[EXERCISE PASSAGE Boundary: Start]

Friday, June 26, 2020

Women and sport and my confusion

As readers would know, I pay very little attention to sport.   It's only occasionally of interest - State of Origin rugby league; the spectacle of Olympic openings and of some individual sports - how can you not be impressed by how people learn to pole vault or ski jump?   And if an athlete seems a nice enough person, it can be good to see them win and get some benefit out of years of what would otherwise be more-or-less wasted effort.

But when it comes to women's team sports, I cannot muster any interest, let alone enthusiasm, at all.  Hence today's excitement about Australian and New Zealand hosting the FIFA Women's World Cup leaves me completely cold, and once again baffled as to how they have become popular. 

I like to think my inability to want to watch a team of women is sound in evolutionary biology terms.   Men's team sports, particularly the only one I ever watch (if only a few times a year), rugby league, is readily interpreted as a substitute to watching a team of hunters planning and moving as a pack to hunt their quarry.   Or, to update the analogy, as a substitute for watching competing lines of men trying to acquire ground in battle.   (This is why it makes so much sense to me as to why it should be my preferred code - not like soccer or AFL where clear lines moving up and down a field of play don't exist.)

[EXERCISE PASSAGE Boundary: End]
[INFORMATION Boundary: Start]

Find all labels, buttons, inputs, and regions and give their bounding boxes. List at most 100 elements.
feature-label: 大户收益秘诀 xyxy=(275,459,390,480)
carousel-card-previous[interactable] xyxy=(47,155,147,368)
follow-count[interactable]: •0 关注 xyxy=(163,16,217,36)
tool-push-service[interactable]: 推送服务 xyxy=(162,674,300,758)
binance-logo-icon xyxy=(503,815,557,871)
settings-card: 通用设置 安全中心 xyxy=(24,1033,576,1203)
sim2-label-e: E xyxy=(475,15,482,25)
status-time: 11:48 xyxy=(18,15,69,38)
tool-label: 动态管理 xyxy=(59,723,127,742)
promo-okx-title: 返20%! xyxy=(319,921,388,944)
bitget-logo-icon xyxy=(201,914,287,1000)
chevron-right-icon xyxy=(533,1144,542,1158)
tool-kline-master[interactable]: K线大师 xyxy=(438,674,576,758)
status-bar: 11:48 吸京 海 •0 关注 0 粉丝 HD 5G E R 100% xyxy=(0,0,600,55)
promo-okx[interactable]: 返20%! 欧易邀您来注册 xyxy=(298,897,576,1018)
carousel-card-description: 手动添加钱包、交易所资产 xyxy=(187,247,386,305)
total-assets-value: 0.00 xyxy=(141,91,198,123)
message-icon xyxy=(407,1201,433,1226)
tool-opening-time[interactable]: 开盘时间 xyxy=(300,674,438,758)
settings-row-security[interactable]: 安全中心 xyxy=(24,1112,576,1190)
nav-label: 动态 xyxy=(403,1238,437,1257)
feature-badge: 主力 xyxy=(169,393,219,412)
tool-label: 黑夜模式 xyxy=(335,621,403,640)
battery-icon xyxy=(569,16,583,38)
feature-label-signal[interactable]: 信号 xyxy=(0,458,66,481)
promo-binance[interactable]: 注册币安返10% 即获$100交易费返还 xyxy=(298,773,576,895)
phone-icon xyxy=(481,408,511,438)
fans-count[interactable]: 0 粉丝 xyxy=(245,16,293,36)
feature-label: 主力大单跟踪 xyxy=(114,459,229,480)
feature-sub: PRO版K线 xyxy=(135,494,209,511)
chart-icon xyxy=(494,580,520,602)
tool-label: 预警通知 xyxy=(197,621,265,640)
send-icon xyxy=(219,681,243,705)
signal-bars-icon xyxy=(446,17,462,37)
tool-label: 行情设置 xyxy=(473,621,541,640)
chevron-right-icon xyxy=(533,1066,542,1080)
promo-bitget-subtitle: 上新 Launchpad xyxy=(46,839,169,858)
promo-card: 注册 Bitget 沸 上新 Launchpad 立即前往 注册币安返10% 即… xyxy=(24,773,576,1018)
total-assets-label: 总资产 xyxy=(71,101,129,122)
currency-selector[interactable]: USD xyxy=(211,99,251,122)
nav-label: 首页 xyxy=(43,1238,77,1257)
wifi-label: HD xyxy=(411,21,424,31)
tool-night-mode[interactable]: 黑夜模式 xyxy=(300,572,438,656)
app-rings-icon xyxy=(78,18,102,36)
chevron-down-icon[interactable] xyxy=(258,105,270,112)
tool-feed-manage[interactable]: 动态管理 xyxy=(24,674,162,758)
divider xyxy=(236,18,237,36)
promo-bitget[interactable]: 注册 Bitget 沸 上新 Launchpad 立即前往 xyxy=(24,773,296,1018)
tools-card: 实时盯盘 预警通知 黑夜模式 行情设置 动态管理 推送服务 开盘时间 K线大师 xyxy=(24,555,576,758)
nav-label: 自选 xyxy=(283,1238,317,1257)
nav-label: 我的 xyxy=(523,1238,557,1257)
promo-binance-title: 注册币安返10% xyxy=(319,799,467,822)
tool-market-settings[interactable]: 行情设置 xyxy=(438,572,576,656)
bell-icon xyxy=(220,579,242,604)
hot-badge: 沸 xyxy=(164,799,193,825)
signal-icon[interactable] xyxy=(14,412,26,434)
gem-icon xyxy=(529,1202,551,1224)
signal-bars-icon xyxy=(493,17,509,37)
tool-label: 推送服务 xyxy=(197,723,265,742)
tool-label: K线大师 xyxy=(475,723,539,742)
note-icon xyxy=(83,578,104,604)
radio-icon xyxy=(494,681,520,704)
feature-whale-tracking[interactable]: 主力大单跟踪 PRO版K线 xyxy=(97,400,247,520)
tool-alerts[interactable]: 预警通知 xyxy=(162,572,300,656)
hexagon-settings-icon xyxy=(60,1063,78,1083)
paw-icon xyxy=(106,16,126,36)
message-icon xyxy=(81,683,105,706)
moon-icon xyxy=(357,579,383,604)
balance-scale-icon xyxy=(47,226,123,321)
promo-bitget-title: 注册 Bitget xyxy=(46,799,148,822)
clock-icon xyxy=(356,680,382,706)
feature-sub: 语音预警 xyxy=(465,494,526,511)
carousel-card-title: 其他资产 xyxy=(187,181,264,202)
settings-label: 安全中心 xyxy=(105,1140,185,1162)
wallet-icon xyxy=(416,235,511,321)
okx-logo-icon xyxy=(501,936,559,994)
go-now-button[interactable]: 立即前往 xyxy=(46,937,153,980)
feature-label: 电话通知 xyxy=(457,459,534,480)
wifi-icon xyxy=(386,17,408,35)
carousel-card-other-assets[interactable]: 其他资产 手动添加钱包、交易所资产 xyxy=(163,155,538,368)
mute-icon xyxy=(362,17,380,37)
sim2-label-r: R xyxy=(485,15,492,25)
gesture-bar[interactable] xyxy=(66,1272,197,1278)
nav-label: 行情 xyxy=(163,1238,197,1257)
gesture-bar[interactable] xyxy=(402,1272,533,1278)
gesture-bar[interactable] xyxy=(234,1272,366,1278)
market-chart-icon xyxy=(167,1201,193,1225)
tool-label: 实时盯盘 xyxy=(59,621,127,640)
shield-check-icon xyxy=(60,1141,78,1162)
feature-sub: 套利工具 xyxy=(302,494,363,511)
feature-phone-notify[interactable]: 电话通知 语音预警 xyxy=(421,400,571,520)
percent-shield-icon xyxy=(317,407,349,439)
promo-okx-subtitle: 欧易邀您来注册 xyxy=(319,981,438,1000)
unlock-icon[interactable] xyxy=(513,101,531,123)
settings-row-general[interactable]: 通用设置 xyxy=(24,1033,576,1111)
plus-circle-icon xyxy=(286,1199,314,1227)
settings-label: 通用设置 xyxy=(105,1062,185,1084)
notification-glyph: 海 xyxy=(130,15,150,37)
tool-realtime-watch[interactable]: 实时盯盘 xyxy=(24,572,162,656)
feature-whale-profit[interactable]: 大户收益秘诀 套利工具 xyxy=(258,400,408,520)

[INFORMATION Boundary: End]

TASK PROMPT - List each sport that the post on women and sport names, counting rugby league only once.

TASK ANSWER -
- rugby league
- pole vault
- ski jump
- soccer
- AFL